## Goal of the exercise
Sort through the data and copy the lines holding the word "JSON".
* BEGIN *
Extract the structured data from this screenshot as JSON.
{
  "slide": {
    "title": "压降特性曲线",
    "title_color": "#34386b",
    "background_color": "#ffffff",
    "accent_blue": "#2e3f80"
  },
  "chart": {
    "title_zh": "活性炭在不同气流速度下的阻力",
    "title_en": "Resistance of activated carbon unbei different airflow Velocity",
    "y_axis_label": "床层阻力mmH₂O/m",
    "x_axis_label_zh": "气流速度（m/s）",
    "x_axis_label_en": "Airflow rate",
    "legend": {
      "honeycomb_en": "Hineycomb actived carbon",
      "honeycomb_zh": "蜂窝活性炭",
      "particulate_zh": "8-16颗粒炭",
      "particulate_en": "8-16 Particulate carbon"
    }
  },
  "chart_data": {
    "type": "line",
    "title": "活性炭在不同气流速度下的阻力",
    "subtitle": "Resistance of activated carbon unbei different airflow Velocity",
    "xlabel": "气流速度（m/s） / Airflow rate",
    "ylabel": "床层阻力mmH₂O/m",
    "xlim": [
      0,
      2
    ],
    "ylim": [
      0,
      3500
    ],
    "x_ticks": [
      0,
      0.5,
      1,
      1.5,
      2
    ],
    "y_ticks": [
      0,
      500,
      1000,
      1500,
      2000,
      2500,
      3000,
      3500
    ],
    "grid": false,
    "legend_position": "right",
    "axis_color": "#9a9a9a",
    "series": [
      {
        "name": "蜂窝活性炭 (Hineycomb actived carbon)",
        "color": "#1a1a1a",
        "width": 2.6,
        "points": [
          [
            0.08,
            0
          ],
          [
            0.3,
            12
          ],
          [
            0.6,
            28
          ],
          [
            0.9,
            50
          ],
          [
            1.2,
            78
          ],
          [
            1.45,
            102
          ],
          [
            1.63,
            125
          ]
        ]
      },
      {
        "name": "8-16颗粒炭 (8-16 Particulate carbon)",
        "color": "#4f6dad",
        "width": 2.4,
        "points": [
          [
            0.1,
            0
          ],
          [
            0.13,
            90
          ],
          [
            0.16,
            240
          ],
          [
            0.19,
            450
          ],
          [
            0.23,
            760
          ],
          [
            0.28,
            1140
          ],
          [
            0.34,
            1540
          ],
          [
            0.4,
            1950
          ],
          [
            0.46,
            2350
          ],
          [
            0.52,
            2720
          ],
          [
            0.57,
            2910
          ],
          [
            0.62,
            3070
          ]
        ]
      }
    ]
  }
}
* END *
* BEGIN *
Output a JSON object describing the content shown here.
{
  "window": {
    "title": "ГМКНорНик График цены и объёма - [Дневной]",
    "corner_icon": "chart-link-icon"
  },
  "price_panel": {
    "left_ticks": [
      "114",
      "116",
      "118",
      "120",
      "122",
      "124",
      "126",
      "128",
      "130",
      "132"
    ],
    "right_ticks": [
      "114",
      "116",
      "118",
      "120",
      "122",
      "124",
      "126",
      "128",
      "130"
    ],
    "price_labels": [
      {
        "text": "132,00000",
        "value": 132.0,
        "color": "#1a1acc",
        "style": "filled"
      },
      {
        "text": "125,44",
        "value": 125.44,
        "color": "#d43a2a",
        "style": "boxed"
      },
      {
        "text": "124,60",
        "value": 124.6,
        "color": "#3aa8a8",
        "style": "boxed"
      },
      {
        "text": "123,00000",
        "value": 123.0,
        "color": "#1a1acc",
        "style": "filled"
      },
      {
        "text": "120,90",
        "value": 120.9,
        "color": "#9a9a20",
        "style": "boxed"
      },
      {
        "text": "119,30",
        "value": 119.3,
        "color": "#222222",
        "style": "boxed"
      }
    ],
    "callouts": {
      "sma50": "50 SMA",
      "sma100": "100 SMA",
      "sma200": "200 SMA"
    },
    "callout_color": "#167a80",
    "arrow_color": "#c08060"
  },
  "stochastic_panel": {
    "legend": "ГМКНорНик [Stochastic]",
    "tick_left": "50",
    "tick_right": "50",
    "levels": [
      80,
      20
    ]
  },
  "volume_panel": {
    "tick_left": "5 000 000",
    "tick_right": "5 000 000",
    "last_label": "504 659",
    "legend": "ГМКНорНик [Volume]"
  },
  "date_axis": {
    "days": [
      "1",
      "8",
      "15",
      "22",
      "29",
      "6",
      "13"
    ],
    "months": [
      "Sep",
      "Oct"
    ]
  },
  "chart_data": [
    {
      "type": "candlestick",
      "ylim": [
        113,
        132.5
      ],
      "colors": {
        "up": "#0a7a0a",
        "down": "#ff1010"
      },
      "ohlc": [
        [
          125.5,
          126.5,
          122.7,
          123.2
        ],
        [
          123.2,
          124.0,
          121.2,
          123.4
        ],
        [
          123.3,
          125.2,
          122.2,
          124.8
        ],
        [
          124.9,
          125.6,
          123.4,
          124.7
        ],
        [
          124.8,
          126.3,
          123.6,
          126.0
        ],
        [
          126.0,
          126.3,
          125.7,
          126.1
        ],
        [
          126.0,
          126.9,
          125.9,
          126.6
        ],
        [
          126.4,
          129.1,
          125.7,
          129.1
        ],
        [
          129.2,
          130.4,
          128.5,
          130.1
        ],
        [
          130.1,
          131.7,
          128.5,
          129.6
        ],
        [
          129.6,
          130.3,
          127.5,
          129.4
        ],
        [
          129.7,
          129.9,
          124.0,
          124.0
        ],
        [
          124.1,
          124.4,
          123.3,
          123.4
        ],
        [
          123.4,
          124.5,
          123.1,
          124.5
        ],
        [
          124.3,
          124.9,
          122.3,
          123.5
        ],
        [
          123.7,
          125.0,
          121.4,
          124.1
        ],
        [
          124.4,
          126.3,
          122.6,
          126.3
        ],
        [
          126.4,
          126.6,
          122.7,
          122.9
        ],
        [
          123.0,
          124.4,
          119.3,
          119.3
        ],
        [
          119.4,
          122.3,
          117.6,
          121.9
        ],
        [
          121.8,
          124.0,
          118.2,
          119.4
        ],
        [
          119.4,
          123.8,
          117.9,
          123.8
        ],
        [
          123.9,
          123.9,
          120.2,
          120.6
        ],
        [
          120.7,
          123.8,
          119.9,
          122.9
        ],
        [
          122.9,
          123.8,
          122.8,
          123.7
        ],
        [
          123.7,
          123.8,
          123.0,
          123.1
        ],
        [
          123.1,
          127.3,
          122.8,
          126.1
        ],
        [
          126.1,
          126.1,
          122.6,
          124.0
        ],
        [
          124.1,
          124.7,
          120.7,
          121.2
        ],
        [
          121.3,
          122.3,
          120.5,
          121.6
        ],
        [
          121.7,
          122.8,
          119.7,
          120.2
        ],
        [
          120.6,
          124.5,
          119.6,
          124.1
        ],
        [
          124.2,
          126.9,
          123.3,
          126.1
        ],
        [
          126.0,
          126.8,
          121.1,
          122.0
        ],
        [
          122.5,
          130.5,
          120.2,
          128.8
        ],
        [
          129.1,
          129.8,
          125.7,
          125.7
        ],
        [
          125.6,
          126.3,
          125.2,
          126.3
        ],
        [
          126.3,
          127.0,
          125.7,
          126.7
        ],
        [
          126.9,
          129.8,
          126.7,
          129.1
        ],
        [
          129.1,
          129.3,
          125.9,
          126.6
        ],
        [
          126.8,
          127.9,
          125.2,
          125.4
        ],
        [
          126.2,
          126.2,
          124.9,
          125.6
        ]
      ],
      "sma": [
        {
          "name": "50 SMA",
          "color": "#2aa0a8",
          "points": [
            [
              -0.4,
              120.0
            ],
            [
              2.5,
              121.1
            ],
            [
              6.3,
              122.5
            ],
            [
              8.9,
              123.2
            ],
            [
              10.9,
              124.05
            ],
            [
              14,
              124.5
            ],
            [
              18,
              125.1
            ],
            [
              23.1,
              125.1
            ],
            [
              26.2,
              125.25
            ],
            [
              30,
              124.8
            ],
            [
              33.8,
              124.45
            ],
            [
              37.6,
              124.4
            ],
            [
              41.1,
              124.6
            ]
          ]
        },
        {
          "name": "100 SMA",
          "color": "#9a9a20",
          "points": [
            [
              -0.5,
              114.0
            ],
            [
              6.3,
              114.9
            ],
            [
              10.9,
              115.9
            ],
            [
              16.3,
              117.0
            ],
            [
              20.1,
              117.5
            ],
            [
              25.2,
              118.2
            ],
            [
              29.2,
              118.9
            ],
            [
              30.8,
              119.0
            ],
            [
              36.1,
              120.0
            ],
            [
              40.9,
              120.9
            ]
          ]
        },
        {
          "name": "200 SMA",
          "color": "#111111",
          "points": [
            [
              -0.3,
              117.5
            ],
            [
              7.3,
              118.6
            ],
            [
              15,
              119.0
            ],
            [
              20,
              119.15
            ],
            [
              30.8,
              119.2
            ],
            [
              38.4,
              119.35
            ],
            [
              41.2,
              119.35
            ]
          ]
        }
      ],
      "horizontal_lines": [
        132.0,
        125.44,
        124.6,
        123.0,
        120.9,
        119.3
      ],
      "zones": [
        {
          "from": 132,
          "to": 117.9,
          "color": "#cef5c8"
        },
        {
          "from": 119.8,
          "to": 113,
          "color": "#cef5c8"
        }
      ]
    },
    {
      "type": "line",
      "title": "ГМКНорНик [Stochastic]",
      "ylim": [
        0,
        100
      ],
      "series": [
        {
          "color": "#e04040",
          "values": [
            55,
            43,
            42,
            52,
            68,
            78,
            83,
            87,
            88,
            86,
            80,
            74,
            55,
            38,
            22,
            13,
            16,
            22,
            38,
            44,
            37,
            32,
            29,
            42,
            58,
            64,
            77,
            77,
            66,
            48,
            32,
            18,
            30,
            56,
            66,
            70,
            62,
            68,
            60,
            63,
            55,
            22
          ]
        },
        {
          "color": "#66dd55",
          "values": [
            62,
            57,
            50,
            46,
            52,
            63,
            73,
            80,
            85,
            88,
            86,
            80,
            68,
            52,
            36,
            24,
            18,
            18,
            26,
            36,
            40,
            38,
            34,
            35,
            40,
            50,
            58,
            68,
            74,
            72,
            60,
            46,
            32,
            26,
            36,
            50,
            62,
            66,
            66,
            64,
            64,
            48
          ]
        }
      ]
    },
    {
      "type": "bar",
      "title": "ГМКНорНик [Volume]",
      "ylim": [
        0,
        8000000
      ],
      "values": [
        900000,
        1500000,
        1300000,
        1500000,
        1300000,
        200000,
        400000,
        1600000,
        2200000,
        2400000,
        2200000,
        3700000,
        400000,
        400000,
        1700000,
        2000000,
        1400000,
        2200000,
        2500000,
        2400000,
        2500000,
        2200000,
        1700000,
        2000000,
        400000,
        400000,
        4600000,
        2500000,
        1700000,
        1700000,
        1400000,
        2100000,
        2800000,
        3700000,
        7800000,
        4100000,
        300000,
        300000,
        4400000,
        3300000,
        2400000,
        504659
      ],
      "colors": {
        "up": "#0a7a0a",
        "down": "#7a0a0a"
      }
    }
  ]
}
* END *
## Exercise response
Extract the structured data from this screenshot as JSON.
Output a JSON object describing the content shown here.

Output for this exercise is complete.